**Stated problem:**
Extract the full set of records, then give each one again exactly.

(Extracted records)

+---+

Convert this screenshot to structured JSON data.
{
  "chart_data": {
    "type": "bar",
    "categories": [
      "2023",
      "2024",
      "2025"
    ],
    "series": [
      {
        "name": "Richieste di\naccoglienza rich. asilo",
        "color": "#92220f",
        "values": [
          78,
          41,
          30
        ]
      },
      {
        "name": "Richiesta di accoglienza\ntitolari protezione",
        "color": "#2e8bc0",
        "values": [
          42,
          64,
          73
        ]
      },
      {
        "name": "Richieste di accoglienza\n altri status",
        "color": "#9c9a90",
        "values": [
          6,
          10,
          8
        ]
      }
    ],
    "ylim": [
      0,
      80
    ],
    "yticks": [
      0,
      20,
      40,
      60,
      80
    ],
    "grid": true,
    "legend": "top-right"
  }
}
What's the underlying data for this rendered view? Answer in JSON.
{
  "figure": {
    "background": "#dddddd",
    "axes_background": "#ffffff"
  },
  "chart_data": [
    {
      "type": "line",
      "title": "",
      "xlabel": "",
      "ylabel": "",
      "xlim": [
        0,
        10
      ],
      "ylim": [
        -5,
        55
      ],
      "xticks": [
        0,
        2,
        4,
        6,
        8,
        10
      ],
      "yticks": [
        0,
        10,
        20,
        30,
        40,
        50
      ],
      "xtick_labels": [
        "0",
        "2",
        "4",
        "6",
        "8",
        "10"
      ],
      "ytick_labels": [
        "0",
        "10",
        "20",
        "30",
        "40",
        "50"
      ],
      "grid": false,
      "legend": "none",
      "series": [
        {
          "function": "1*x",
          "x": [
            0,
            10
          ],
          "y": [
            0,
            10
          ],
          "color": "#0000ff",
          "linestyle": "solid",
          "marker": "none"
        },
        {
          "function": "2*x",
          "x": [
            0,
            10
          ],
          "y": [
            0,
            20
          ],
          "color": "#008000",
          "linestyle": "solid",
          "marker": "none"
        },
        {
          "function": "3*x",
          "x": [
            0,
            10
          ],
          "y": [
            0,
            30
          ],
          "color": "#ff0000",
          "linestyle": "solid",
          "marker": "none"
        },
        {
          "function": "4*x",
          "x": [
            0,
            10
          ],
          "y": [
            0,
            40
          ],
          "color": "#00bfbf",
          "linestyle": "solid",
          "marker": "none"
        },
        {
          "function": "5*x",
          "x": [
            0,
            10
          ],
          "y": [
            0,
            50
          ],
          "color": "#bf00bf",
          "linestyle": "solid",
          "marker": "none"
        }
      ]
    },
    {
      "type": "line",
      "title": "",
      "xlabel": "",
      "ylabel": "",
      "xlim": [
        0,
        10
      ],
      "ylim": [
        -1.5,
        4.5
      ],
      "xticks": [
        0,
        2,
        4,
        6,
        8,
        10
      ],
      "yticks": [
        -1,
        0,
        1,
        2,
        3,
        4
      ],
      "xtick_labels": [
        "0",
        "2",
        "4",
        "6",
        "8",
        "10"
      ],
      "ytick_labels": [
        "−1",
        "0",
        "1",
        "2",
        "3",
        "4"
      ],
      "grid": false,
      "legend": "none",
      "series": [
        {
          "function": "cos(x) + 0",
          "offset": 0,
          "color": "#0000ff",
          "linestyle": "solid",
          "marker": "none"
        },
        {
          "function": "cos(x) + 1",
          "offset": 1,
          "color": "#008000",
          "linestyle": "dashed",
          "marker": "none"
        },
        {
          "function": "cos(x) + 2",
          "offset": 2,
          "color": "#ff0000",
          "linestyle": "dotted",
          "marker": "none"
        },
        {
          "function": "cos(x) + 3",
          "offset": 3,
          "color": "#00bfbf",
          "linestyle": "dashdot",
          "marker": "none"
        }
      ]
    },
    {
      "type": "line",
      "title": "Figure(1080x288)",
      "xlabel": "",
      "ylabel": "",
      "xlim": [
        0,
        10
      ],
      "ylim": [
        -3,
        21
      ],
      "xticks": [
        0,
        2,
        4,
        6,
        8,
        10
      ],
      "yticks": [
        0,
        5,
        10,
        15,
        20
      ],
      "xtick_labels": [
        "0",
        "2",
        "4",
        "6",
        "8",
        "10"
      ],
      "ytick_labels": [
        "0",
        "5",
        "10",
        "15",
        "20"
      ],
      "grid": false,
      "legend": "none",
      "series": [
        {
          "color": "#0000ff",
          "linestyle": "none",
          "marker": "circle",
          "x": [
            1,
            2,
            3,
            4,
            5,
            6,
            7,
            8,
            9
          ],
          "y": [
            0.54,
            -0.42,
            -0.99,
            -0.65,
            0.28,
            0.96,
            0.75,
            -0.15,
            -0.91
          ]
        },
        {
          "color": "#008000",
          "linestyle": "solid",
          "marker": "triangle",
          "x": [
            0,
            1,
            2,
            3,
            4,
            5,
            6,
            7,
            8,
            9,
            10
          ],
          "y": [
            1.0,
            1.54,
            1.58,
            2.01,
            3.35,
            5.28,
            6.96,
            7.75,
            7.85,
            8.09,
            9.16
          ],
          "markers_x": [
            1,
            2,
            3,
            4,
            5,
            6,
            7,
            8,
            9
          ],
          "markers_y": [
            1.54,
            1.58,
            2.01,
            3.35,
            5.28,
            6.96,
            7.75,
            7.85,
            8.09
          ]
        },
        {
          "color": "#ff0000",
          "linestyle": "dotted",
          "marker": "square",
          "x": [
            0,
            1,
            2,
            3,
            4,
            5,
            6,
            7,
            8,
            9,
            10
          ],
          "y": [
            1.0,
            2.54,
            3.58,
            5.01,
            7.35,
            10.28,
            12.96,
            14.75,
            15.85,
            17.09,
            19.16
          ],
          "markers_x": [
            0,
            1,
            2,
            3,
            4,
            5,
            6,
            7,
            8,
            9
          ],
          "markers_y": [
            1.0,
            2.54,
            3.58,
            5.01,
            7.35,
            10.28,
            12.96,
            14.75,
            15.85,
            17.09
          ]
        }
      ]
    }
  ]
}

+---+

**Worked solution:**
Convert this screenshot to structured JSON data.
{
  "chart_data": {
    "type": "bar",
    "categories": [
      "2023",
      "2024",
      "2025"
    ],
    "series": [
      {
        "name": "Richieste di\naccoglienza rich. asilo",
        "color": "#92220f",
        "values": [
          78,
          41,
          30
        ]
      },
      {
        "name": "Richiesta di accoglienza\ntitolari protezione",
        "color": "#2e8bc0",
        "values": [
          42,
          64,
          73
        ]
      },
      {
        "name": "Richieste di accoglienza\n altri status",
        "color": "#9c9a90",
        "values": [
          6,
          10,
          8
        ]
      }
    ],
    "ylim": [
      0,
      80
    ],
    "yticks": [
      0,
      20,
      40,
      60,
      80
    ],
    "grid": true,
    "legend": "top-right"
  }
}
What's the underlying data for this rendered view? Answer in JSON.
{
  "figure": {
    "background": "#dddddd",
    "axes_background": "#ffffff"
  },
  "chart_data": [
    {
      "type": "line",
      "title": "",
      "xlabel": "",
      "ylabel": "",
      "xlim": [
        0,
        10
      ],
      "ylim": [
        -5,
        55
      ],
      "xticks": [
        0,
        2,
        4,
        6,
        8,
        10
      ],
      "yticks": [
        0,
        10,
        20,
        30,
        40,
        50
      ],
      "xtick_labels": [
        "0",
        "2",
        "4",
        "6",
        "8",
        "10"
      ],
      "ytick_labels": [
        "0",
        "10",
        "20",
        "30",
        "40",
        "50"
      ],
      "grid": false,
      "legend": "none",
      "series": [
        {
          "function": "1*x",
          "x": [
            0,
            10
          ],
          "y": [
            0,
            10
          ],
          "color": "#0000ff",
          "linestyle": "solid",
          "marker": "none"
        },
        {
          "function": "2*x",
          "x": [
            0,
            10
          ],
          "y": [
            0,
            20
          ],
          "color": "#008000",
          "linestyle": "solid",
          "marker": "none"
        },
        {
          "function": "3*x",
          "x": [
            0,
            10
          ],
          "y": [
            0,
            30
          ],
          "color": "#ff0000",
          "linestyle": "solid",
          "marker": "none"
        },
        {
          "function": "4*x",
          "x": [
            0,
            10
          ],
          "y": [
            0,
            40
          ],
          "color": "#00bfbf",
          "linestyle": "solid",
          "marker": "none"
        },
        {
          "function": "5*x",
          "x": [
            0,
            10
          ],
          "y": [
            0,
            50
          ],
          "color": "#bf00bf",
          "linestyle": "solid",
          "marker": "none"
        }
      ]
    },
    {
      "type": "line",
      "title": "",
      "xlabel": "",
      "ylabel": "",
      "xlim": [
        0,
        10
      ],
      "ylim": [
        -1.5,
        4.5
      ],
      "xticks": [
        0,
        2,
        4,
        6,
        8,
        10
      ],
      "yticks": [
        -1,
        0,
        1,
        2,
        3,
        4
      ],
      "xtick_labels": [
        "0",
        "2",
        "4",
        "6",
        "8",
        "10"
      ],
      "ytick_labels": [
        "−1",
        "0",
        "1",
        "2",
        "3",
        "4"
      ],
      "grid": false,
      "legend": "none",
      "series": [
        {
          "function": "cos(x) + 0",
          "offset": 0,
          "color": "#0000ff",
          "linestyle": "solid",
          "marker": "none"
        },
        {
          "function": "cos(x) + 1",
          "offset": 1,
          "color": "#008000",
          "linestyle": "dashed",
          "marker": "none"
        },
        {
          "function": "cos(x) + 2",
          "offset": 2,
          "color": "#ff0000",
          "linestyle": "dotted",
          "marker": "none"
        },
        {
          "function": "cos(x) + 3",
          "offset": 3,
          "color": "#00bfbf",
          "linestyle": "dashdot",
          "marker": "none"
        }
      ]
    },
    {
      "type": "line",
      "title": "Figure(1080x288)",
      "xlabel": "",
      "ylabel": "",
      "xlim": [
        0,
        10
      ],
      "ylim": [
        -3,
        21
      ],
      "xticks": [
        0,
        2,
        4,
        6,
        8,
        10
      ],
      "yticks": [
        0,
        5,
        10,
        15,
        20
      ],
      "xtick_labels": [
        "0",
        "2",
        "4",
        "6",
        "8",
        "10"
      ],
      "ytick_labels": [
        "0",
        "5",
        "10",
        "15",
        "20"
      ],
      "grid": false,
      "legend": "none",
      "series": [
        {
          "color": "#0000ff",
          "linestyle": "none",
          "marker": "circle",
          "x": [
            1,
            2,
            3,
            4,
            5,
            6,
            7,
            8,
            9
          ],
          "y": [
            0.54,
            -0.42,
            -0.99,
            -0.65,
            0.28,
            0.96,
            0.75,
            -0.15,
            -0.91
          ]
        },
        {
          "color": "#008000",
          "linestyle": "solid",
          "marker": "triangle",
          "x": [
            0,
            1,
            2,
            3,
            4,
            5,
            6,
            7,
            8,
            9,
            10
          ],
          "y": [
            1.0,
            1.54,
            1.58,
            2.01,
            3.35,
            5.28,
            6.96,
            7.75,
            7.85,
            8.09,
            9.16
          ],
          "markers_x": [
            1,
            2,
            3,
            4,
            5,
            6,
            7,
            8,
            9
          ],
          "markers_y": [
            1.54,
            1.58,
            2.01,
            3.35,
            5.28,
            6.96,
            7.75,
            7.85,
            8.09
          ]
        },
        {
          "color": "#ff0000",
          "linestyle": "dotted",
          "marker": "square",
          "x": [
            0,
            1,
            2,
            3,
            4,
            5,
            6,
            7,
            8,
            9,
            10
          ],
          "y": [
            1.0,
            2.54,
            3.58,
            5.01,
            7.35,
            10.28,
            12.96,
            14.75,
            15.85,
            17.09,
            19.16
          ],
          "markers_x": [
            0,
            1,
            2,
            3,
            4,
            5,
            6,
            7,
            8,
            9
          ],
          "markers_y": [
            1.0,
            2.54,
            3.58,
            5.01,
            7.35,
            10.28,
            12.96,
            14.75,
            15.85,
            17.09
          ]
        }
      ]
    }
  ]
}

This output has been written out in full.